### Input records
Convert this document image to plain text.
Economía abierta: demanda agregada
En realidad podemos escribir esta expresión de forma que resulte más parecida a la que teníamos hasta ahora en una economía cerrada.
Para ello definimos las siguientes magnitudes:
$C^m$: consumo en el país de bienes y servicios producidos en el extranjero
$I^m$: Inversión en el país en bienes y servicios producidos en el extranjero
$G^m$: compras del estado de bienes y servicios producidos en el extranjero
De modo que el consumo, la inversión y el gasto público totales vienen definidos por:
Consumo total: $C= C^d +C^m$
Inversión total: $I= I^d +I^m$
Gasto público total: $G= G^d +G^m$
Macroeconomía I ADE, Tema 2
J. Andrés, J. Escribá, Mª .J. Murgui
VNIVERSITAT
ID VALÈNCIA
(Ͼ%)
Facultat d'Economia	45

### Challenge
Copy out each line above, character for character.

### Answer to this problem
Convert this document image to plain text.
Economía abierta: demanda agregada
En realidad podemos escribir esta expresión de forma que resulte más parecida a la que teníamos hasta ahora en una economía cerrada.
Para ello definimos las siguientes magnitudes:
$C^m$: consumo en el país de bienes y servicios producidos en el extranjero
$I^m$: Inversión en el país en bienes y servicios producidos en el extranjero
$G^m$: compras del estado de bienes y servicios producidos en el extranjero
De modo que el consumo, la inversión y el gasto público totales vienen definidos por:
Consumo total: $C= C^d +C^m$
Inversión total: $I= I^d +I^m$
Gasto público total: $G= G^d +G^m$
Macroeconomía I ADE, Tema 2
J. Andrés, J. Escribá, Mª .J. Murgui
VNIVERSITAT
ID VALÈNCIA
(Ͼ%)
Facultat d'Economia	45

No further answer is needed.